Happily for the country, happily for their own reputation as statesmen of firm, consistent, and manly character, those scru-ples were overcome. A Cabinet was formed, in which the liberal part of the former Ministry were cordially united with the leading men of the Opposition, and with two or three individuals not attached to the same views of policy, but whose very worst errors, as we must be allowed to call them, afforded, with their high stations, a security to the country against any rash and headlong attempts being made to bring about changes, which, if gradually effected, may yet remedy all the evils of our domestic situation.

The Session opened with much of complaint, and somewhat of menace. We love not to dwell on painful recollections. We are willing to hope that calmer reflection may render the retrospect for ever as unnecessary as it is unpleasing. In a very short time, the attacks upon the new Ministry were left in the hands of those, of whom, wishing to speak with all possible respect, we may be permitted to say, that their weight in the country, and the place they occupy in the annals of its Council, are proportioned to their intrinsic merits; and that their adversaries must always feel contentment, if they should feel little pride, in being opposed to their hostility.

The close of the Session was speedily followed by the death of the Prime Minister,-too early for his country, though not for his own fame; and the Sovereign, in strict accordance with the universal desire of his people, directed the Government to be reconstructed upon the same principle as before. One change, though not in the Cabinet, attended this event; the command of the army was again given to its most distinguished ornament, who never, in our opinion, should have for a day stooped from the loftier height he had scaled by his wisdom, his valour, and his brilliant fortune, to join in the little details and low intrigues of vulgar politics. We have said nothing of some of the Ministers who resigned; but we suspect that no very deep affliction was suffered by the country from their loss. After the very long period during which they had lived in office, their departure could hardly be deemed untimely; and though one of those veterans retired with a great name, and all of them in the full possession of their faculties, there seemed a prevailing disposition, in the public mind, to express no sorrow for the loss, un

til they saw whether they could be worse governed by their successors. They sunk gradually into a kind of watching Opposition-a corps of observation; and one thing must be admitted on all hands, whatever opinion may be entertained of the new Opposition from the recollection of their past services, that no man looked forward to much occasion for them in their new capacity, since the new Ministry stands unrivalled by any former Government in popularity with the country, and surpassed by none in favour with the Crown.

☆ ☆ ☆

#### [TASK DETAILS]
Please state what event, according to the passage on the new Ministry, speedily followed the close of the Session. The listing that comes next is separate material and has no connection to the passage on the new Ministry.

#### [DATASET ENTRIES]
☆ ☆ ☆

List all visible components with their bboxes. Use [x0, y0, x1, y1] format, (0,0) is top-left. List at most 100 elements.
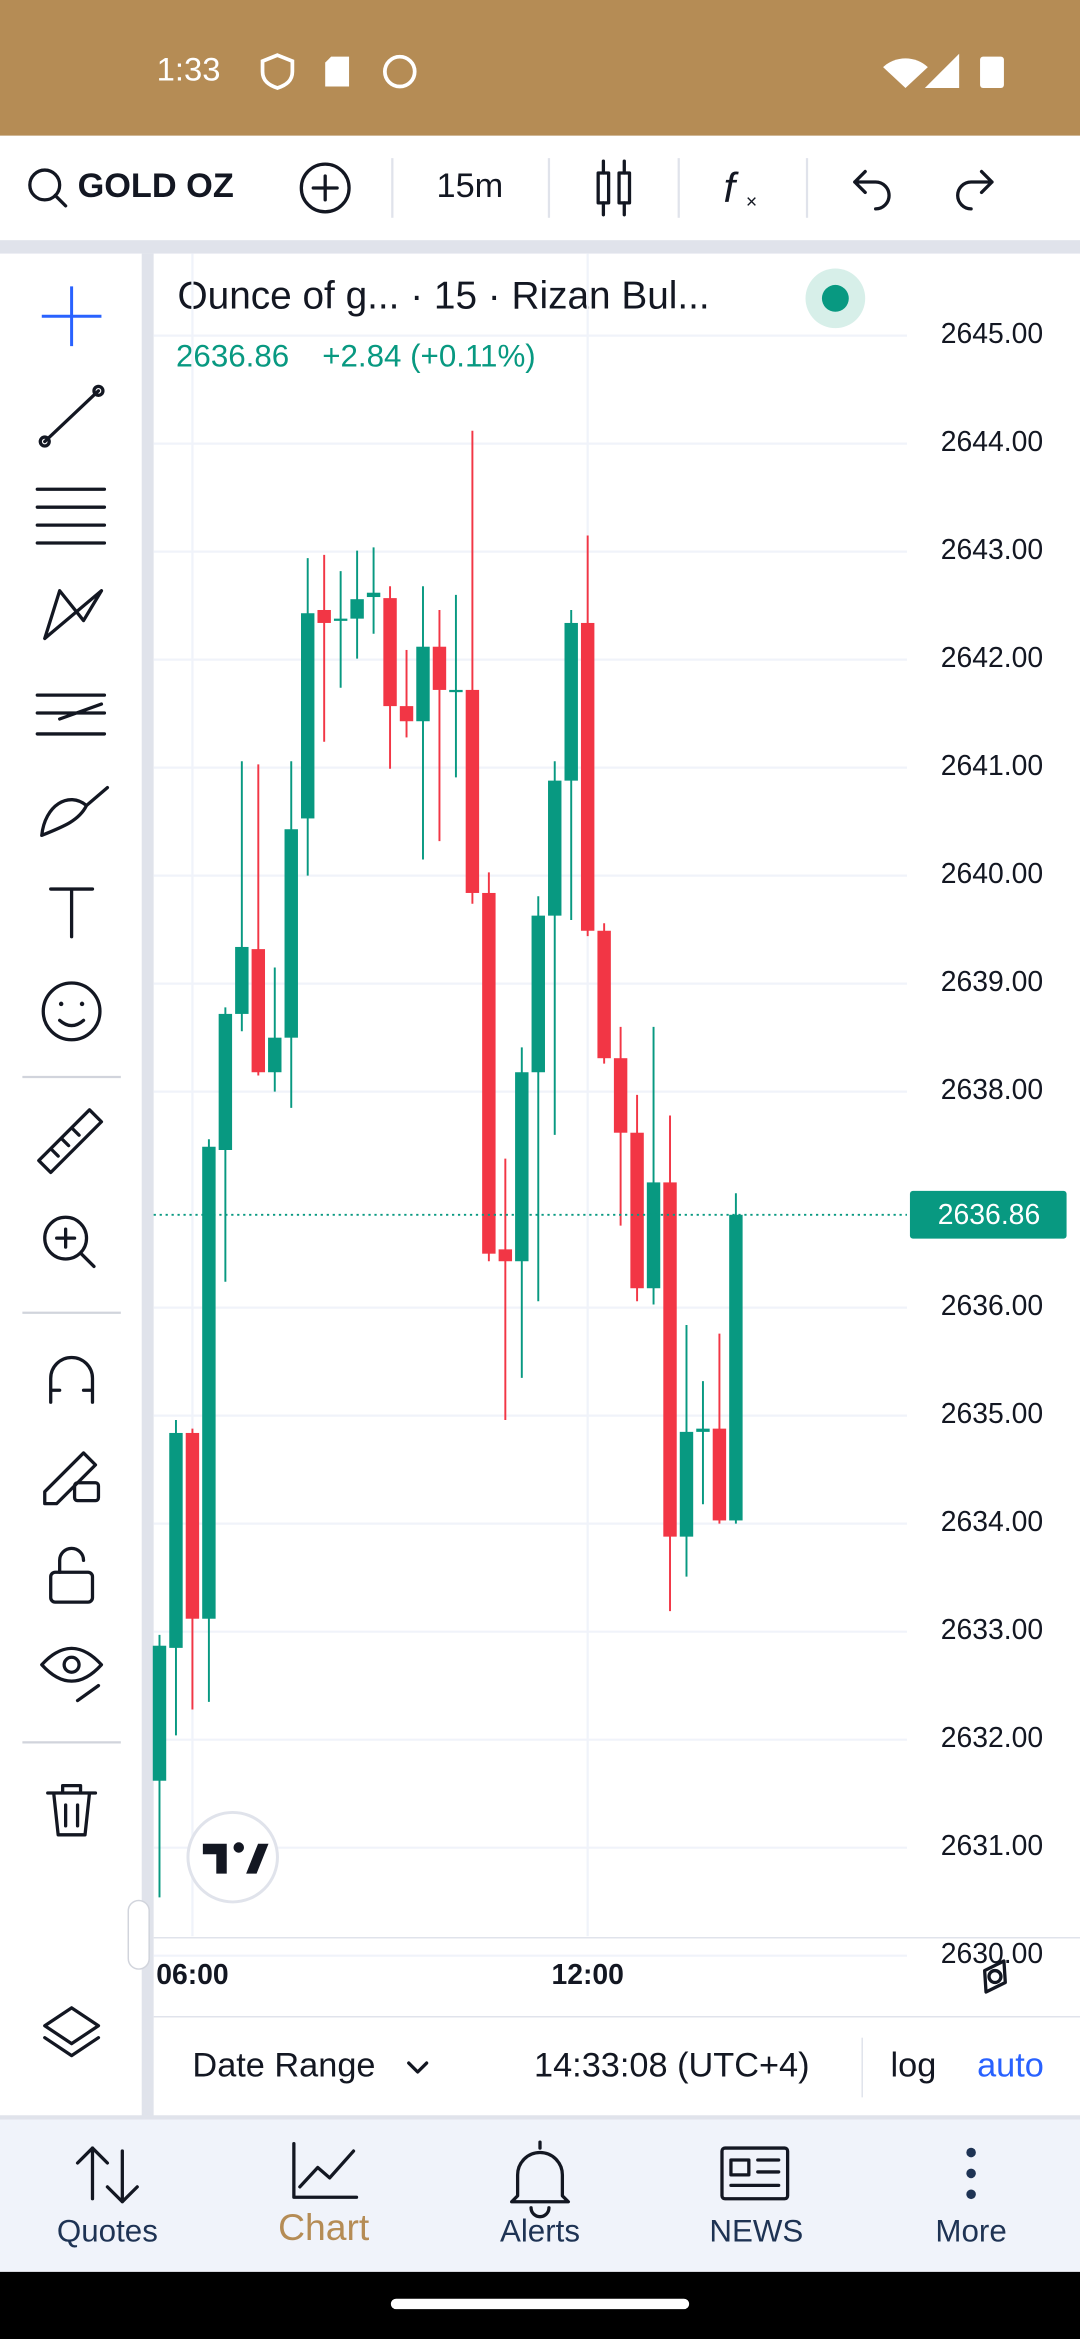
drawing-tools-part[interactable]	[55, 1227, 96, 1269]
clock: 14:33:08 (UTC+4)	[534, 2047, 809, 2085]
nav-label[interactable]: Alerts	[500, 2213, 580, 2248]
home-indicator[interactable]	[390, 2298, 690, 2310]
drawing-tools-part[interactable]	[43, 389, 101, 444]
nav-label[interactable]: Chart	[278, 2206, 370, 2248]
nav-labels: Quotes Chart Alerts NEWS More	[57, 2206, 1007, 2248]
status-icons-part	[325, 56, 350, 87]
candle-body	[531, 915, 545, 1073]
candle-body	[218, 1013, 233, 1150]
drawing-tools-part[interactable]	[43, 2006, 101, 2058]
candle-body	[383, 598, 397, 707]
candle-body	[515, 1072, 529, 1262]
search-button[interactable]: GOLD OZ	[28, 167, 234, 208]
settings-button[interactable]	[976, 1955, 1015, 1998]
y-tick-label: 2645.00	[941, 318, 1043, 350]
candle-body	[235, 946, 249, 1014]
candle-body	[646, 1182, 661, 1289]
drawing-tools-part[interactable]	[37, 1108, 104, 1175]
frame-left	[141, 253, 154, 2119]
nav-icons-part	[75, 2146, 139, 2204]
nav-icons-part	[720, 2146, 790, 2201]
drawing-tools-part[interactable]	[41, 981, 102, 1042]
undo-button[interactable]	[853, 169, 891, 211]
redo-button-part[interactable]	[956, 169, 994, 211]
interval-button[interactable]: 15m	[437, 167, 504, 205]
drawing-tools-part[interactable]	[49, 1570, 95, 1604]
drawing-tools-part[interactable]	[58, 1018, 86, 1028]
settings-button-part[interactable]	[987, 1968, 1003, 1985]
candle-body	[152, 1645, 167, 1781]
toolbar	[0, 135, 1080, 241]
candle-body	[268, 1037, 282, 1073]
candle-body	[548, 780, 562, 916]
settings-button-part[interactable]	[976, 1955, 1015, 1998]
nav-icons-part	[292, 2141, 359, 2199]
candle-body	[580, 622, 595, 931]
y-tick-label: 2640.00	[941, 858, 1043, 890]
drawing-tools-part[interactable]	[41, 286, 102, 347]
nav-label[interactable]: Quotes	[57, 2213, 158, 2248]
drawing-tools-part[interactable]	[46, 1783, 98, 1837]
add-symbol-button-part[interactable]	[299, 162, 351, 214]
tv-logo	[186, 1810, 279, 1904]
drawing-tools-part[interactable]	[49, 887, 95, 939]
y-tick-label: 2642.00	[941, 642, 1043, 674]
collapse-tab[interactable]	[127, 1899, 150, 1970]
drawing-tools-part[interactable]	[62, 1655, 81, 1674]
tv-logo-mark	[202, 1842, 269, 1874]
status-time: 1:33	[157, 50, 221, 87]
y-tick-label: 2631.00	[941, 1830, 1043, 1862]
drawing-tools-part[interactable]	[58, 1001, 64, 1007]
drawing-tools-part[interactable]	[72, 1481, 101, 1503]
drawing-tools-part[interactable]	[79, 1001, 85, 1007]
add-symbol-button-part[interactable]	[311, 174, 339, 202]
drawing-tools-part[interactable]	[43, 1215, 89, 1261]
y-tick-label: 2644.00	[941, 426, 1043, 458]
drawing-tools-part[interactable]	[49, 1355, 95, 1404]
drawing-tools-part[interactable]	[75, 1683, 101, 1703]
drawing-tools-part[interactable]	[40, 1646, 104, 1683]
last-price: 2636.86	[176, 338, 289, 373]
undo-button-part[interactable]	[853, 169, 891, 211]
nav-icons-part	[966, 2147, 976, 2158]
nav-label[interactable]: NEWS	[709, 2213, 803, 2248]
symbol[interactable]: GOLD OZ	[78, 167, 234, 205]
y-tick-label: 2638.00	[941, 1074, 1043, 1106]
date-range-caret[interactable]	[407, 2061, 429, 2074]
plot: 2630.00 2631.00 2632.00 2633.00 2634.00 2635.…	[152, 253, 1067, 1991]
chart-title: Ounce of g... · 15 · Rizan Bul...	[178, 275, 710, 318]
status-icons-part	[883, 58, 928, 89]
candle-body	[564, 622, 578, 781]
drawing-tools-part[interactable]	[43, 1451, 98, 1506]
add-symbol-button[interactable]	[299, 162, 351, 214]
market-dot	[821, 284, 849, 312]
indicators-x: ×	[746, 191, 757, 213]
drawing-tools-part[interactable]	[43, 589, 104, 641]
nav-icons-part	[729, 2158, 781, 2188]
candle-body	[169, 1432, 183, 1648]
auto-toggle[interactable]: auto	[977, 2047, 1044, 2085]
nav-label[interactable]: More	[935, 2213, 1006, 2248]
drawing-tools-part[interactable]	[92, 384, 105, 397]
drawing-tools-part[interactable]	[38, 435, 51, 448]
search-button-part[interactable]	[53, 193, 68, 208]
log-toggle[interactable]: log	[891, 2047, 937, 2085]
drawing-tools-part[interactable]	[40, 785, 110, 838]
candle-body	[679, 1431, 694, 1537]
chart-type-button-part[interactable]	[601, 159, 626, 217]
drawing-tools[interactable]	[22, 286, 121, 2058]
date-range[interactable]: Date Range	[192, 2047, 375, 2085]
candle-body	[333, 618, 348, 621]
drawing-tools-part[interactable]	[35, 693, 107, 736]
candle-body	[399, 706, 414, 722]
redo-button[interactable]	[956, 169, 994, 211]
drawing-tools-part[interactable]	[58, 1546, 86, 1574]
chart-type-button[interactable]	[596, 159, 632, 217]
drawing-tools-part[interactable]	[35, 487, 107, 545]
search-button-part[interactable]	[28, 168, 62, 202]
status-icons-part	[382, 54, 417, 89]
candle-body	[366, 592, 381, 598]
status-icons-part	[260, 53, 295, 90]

☆ ☆ ☆

#### [COMPLETE ANSWER]
The death of the Prime Minister.